TRAVAIL DEMANDÉ: D'après l'article ci-dessous sur les relations entre l'Espagne et le Maroc, à quel quotidien Mme Isabel Rodriguez a-t-elle accordé son entretien ? Répondez en quelques mots, s'il vous plaît.

EXTRAIT FOURNI:
※ ※ ※

La nouvelle étape entre l’Espagne et le Maroc, une “excellente nouvelle”

La nouvelle étape entre l’Espagne et le Maroc, une “excellente nouvelle” (Porte-parole du gouvernement espagnol)




L’ouverture d’une nouvelle étape dans les relations entre l’Espagne et le Royaume du Maroc est une “excellente nouvelle”, a souligné la porte-parole du gouvernement espagnol, Mme Isabel Rodriguez.

Isabel Rodriguez





“Il faut saluer comme excellente nouvelle l’ouverture de cette nouvelle étape dans les relations entre l’Espagne et le Maroc, deux pays voisins unis pas des liens historiques”, a affirmé la porte-parole du gouvernement espagnol, Mme Isabel Rodriguez, dans un entretien qu’elle a accordé au quotidien “La Razón”, publié dimanche.

Cette nouvelle étape “garantit la stabilité nécessaire (…) et nous apportera des certitudes, tant sur le plan politique que sur celui de ses effets positifs sur le commerce entre l’Espagne et le Maroc”, a relevé la responsable espagnole.

« Nous avons pris des engagements mutuels et nous les avons respectés : parmi eux, l’absence d’actions unilatérales et le maintien d’une communication fluide et franche afin de continuer à renforcer la gestion des flux migratoires. La clé sera la coopération », a-t-elle expliqué.

※ ※ ※

DONNÉES À ANALYSER:
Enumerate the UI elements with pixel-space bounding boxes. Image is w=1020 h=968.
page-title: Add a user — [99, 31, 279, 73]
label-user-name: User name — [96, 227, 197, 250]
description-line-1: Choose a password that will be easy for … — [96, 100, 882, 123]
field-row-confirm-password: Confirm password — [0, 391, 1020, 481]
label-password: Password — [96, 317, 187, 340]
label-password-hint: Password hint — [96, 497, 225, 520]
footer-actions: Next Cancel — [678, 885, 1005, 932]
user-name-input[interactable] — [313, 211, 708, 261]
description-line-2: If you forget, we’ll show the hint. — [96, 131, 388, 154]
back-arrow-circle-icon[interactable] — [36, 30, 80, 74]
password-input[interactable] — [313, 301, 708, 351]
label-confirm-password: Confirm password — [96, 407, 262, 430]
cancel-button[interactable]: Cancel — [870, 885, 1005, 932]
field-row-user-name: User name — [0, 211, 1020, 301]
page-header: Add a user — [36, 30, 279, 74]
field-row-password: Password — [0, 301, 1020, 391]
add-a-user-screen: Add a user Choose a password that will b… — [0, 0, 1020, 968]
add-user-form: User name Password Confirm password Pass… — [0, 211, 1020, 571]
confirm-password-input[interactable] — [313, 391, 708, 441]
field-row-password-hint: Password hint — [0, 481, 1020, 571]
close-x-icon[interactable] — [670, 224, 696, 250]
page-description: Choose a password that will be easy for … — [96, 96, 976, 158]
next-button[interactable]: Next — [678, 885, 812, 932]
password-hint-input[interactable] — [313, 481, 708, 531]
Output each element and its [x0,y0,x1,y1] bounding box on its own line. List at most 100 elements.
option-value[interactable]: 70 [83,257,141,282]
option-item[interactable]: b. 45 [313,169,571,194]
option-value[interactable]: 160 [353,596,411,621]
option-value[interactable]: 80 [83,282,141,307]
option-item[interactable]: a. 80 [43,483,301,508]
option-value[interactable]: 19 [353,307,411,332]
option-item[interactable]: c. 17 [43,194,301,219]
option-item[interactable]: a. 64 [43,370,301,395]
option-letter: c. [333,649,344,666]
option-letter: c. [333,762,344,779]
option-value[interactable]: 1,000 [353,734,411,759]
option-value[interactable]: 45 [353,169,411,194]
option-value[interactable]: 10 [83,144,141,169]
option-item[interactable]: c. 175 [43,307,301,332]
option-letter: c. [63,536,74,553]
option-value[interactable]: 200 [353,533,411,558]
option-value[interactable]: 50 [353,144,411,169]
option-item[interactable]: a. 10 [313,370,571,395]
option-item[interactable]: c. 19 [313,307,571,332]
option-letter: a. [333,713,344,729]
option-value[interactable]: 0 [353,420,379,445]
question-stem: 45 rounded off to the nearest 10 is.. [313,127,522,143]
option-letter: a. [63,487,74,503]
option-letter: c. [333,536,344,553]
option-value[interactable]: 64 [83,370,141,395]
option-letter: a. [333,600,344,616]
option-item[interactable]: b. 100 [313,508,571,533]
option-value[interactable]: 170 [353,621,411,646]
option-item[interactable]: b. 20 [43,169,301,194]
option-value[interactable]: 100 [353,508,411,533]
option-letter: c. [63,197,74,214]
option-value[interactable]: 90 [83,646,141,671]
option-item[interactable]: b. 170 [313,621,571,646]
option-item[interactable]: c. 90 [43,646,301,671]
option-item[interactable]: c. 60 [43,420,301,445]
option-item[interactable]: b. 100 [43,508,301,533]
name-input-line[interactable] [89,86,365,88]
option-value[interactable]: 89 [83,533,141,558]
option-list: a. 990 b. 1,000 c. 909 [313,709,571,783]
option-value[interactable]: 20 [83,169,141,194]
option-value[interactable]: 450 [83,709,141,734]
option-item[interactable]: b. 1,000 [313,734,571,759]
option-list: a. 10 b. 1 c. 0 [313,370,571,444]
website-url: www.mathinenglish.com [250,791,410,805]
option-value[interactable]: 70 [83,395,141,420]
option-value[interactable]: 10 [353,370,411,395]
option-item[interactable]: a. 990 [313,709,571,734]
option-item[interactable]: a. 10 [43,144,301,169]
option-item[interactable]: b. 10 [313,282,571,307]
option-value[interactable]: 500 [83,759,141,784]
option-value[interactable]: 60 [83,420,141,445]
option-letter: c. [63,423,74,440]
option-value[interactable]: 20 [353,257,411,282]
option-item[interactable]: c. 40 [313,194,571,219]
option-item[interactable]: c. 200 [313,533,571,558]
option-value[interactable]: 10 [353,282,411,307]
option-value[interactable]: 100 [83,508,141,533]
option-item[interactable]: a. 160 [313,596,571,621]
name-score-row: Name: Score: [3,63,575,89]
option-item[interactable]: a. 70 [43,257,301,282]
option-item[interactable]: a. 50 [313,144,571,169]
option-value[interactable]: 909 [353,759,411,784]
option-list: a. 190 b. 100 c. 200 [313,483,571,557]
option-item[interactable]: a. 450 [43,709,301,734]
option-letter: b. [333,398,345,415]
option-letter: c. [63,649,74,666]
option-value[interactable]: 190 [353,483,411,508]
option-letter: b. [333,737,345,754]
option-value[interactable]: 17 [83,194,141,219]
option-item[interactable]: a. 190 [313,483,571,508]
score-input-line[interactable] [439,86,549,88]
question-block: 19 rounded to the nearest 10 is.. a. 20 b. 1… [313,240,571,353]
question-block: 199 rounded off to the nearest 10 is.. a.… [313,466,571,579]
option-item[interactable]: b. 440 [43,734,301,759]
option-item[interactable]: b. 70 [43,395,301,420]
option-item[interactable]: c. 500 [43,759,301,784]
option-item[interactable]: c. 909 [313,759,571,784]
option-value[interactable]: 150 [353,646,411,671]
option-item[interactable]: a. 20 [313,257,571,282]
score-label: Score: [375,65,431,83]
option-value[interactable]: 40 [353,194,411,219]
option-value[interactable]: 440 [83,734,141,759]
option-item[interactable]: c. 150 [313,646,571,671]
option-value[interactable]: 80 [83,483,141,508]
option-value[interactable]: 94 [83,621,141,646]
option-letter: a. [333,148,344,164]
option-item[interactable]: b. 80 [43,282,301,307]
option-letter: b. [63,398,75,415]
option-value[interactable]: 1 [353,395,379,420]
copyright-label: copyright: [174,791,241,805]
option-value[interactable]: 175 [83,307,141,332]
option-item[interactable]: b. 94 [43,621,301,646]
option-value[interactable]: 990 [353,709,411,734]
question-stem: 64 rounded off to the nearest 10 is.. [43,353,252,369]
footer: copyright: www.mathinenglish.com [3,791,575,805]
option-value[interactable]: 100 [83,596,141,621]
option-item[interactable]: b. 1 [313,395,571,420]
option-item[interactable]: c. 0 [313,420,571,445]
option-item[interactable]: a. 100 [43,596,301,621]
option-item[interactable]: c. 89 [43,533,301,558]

※ ※ ※

RÉPONSE ATTENDUE: Au quotidien « La Razón ».